Objective ▸
Please transcribe the data below exactly. Leave the pictures out.

※ ※ ※

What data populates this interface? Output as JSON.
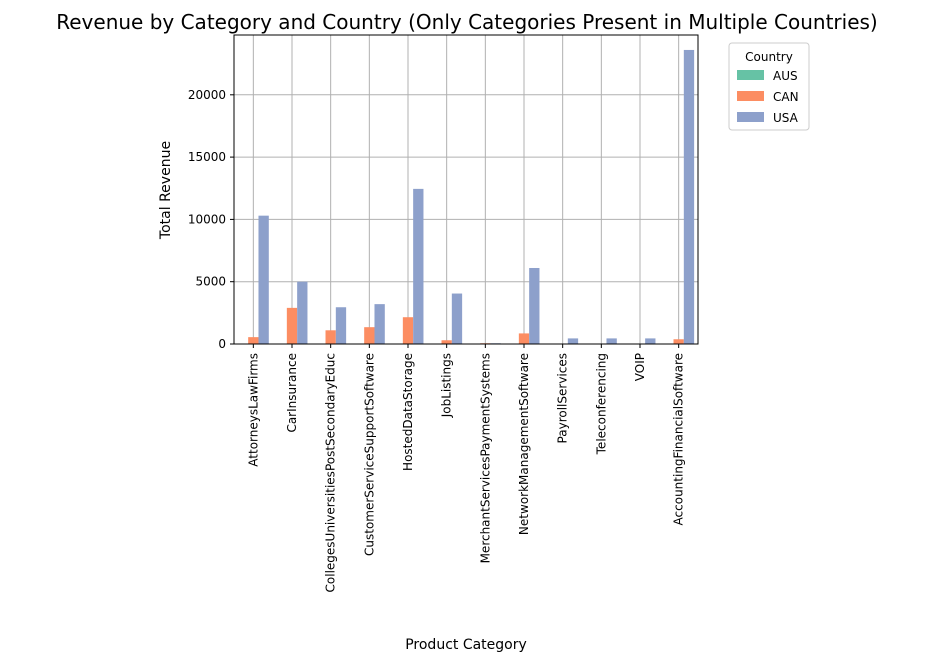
{
  "chart_data": {
    "type": "bar",
    "title": "Revenue by Category and Country (Only Categories Present in Multiple Countries)",
    "xlabel": "Product Category",
    "ylabel": "Total Revenue",
    "categories": [
      "AttorneysLawFirms",
      "CarInsurance",
      "CollegesUniversitiesPostSecondaryEduc",
      "CustomerServiceSupportSoftware",
      "HostedDataStorage",
      "JobListings",
      "MerchantServicesPaymentSystems",
      "NetworkManagementSoftware",
      "PayrollServices",
      "Teleconferencing",
      "VOIP",
      "AccountingFinancialSoftware"
    ],
    "series": [
      {
        "name": "AUS",
        "color": "#66c2a5",
        "values": [
          0,
          0,
          0,
          40,
          40,
          0,
          20,
          30,
          0,
          0,
          0,
          0
        ]
      },
      {
        "name": "CAN",
        "color": "#fc8d62",
        "values": [
          550,
          2900,
          1100,
          1350,
          2150,
          300,
          60,
          850,
          40,
          40,
          40,
          380
        ]
      },
      {
        "name": "USA",
        "color": "#8da0cb",
        "values": [
          10300,
          5000,
          2950,
          3200,
          12450,
          4050,
          60,
          6100,
          450,
          450,
          450,
          23600
        ]
      }
    ],
    "ylim": [
      0,
      24800
    ],
    "yticks": [
      0,
      5000,
      10000,
      15000,
      20000
    ],
    "grid": true,
    "legend": {
      "title": "Country",
      "placement": "outside-top-right"
    }
  }
}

※ ※ ※

Final result ▸
What data populates this interface? Output as JSON.
{
  "chart_data": {
    "type": "bar",
    "title": "Revenue by Category and Country (Only Categories Present in Multiple Countries)",
    "xlabel": "Product Category",
    "ylabel": "Total Revenue",
    "categories": [
      "AttorneysLawFirms",
      "CarInsurance",
      "CollegesUniversitiesPostSecondaryEduc",
      "CustomerServiceSupportSoftware",
      "HostedDataStorage",
      "JobListings",
      "MerchantServicesPaymentSystems",
      "NetworkManagementSoftware",
      "PayrollServices",
      "Teleconferencing",
      "VOIP",
      "AccountingFinancialSoftware"
    ],
    "series": [
      {
        "name": "AUS",
        "color": "#66c2a5",
        "values": [
          0,
          0,
          0,
          40,
          40,
          0,
          20,
          30,
          0,
          0,
          0,
          0
        ]
      },
      {
        "name": "CAN",
        "color": "#fc8d62",
        "values": [
          550,
          2900,
          1100,
          1350,
          2150,
          300,
          60,
          850,
          40,
          40,
          40,
          380
        ]
      },
      {
        "name": "USA",
        "color": "#8da0cb",
        "values": [
          10300,
          5000,
          2950,
          3200,
          12450,
          4050,
          60,
          6100,
          450,
          450,
          450,
          23600
        ]
      }
    ],
    "ylim": [
      0,
      24800
    ],
    "yticks": [
      0,
      5000,
      10000,
      15000,
      20000
    ],
    "grid": true,
    "legend": {
      "title": "Country",
      "placement": "outside-top-right"
    }
  }
}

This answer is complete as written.